Entries from a page text dataset
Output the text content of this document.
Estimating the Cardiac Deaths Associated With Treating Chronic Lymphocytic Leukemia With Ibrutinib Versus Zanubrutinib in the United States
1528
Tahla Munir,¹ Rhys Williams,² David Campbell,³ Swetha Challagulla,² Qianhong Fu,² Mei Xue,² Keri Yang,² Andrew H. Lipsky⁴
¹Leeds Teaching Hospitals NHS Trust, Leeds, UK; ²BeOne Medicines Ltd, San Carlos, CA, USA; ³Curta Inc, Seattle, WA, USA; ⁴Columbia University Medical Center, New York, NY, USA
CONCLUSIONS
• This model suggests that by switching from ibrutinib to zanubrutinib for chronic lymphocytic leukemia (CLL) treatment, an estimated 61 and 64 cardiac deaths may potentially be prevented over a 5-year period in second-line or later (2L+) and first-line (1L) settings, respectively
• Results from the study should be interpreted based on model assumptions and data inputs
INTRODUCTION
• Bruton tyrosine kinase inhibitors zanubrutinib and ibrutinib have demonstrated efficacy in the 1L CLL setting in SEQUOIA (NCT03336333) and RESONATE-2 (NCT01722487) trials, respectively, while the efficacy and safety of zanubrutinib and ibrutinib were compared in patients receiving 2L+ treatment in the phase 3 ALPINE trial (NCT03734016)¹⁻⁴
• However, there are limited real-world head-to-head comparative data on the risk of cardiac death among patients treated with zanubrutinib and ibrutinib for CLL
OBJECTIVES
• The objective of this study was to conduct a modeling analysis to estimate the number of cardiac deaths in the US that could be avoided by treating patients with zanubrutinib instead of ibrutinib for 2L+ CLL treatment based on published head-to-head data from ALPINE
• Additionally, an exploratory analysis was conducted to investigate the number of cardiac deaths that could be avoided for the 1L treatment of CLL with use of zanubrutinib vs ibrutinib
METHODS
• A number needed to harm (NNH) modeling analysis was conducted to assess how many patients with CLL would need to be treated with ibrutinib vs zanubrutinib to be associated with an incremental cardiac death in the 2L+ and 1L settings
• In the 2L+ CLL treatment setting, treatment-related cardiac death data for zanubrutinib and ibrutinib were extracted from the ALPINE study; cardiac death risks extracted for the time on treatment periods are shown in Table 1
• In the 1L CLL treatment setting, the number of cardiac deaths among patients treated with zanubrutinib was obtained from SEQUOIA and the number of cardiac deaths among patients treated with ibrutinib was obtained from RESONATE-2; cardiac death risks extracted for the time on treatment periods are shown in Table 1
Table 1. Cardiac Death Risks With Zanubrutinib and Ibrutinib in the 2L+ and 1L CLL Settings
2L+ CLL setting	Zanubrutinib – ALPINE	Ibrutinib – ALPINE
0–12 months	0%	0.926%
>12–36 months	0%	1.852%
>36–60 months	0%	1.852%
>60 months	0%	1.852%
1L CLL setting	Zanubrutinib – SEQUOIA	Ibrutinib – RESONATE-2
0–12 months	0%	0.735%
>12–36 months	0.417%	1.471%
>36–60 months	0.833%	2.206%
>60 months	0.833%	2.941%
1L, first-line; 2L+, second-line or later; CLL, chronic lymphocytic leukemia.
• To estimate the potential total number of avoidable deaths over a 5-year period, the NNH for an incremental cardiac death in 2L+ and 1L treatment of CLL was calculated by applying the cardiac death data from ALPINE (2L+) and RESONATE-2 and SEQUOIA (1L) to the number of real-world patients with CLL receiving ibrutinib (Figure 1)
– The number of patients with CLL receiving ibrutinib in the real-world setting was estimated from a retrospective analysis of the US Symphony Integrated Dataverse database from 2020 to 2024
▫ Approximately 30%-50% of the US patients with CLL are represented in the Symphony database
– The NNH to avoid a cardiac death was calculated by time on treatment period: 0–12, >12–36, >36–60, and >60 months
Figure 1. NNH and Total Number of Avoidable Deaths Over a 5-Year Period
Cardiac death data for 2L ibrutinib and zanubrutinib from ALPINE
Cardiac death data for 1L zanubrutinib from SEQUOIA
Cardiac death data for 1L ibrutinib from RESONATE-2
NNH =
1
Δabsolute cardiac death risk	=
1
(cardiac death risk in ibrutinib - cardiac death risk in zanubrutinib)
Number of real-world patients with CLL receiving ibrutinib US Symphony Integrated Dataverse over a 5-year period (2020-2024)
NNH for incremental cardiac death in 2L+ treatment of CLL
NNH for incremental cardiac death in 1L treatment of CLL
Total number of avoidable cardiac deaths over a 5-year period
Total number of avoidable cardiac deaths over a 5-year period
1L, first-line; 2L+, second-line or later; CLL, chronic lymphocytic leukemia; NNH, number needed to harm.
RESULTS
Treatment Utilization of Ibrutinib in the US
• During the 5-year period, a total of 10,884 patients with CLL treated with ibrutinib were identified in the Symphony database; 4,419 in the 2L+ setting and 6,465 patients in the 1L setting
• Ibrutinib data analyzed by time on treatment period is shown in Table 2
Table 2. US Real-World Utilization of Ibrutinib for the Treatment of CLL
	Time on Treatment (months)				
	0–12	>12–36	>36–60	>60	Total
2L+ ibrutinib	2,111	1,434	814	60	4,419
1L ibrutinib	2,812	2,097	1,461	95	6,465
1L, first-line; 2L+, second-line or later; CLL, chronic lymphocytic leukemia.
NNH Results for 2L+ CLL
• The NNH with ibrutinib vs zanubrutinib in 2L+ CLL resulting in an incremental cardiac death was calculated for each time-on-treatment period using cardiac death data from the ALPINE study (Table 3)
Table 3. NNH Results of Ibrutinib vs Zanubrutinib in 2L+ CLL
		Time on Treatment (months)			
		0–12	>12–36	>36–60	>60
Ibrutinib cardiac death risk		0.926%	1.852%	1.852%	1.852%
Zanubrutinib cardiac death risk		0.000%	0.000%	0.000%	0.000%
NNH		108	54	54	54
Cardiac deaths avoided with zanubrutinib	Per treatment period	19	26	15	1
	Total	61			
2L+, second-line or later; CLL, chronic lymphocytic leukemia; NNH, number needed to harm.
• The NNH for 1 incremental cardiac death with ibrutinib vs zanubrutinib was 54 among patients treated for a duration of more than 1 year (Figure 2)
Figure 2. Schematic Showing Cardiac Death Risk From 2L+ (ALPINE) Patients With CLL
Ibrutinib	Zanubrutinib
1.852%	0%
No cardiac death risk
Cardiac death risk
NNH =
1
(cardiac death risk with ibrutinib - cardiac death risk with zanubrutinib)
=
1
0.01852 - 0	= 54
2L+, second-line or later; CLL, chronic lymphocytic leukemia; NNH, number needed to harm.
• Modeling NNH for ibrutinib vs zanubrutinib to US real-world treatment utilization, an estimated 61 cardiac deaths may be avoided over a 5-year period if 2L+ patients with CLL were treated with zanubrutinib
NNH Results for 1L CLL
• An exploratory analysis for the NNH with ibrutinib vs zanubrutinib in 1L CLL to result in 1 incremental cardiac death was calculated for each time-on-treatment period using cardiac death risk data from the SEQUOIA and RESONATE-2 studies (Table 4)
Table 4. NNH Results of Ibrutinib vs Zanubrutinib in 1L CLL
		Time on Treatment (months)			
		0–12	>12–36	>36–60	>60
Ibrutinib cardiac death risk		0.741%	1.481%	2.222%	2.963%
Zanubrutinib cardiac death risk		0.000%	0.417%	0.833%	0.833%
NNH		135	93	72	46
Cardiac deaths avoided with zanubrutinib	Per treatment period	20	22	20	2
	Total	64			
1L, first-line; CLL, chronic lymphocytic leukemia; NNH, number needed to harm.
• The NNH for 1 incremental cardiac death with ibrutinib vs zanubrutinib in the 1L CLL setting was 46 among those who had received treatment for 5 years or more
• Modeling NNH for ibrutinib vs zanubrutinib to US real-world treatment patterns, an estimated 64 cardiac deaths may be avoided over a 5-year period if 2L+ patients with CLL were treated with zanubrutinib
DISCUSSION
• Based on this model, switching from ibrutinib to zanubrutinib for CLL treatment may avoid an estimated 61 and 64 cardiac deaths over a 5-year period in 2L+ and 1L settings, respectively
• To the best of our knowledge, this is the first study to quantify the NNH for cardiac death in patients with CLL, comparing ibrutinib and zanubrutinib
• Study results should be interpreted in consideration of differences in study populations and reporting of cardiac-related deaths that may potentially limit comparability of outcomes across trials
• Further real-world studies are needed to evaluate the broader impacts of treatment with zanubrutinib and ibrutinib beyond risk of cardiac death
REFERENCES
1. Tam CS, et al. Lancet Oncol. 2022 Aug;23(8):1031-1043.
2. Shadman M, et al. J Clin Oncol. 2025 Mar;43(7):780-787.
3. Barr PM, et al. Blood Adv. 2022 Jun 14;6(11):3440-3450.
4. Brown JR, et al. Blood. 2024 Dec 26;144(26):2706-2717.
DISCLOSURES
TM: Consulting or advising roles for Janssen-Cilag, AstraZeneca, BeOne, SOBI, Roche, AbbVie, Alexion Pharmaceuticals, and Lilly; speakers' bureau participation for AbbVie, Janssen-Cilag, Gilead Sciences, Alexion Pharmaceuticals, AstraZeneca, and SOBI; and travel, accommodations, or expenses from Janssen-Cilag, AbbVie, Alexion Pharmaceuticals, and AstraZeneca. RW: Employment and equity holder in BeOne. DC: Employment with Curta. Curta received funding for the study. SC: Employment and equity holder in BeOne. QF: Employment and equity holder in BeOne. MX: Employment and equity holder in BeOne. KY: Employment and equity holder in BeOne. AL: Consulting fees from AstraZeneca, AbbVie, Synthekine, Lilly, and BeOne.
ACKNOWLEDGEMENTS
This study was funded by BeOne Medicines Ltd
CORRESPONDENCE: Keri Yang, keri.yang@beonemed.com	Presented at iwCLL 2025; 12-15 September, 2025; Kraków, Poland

** Your objective **
Work out how many lines in the entries contain the string "studies", then reply with that number and nothing more.

** Exercise output **
2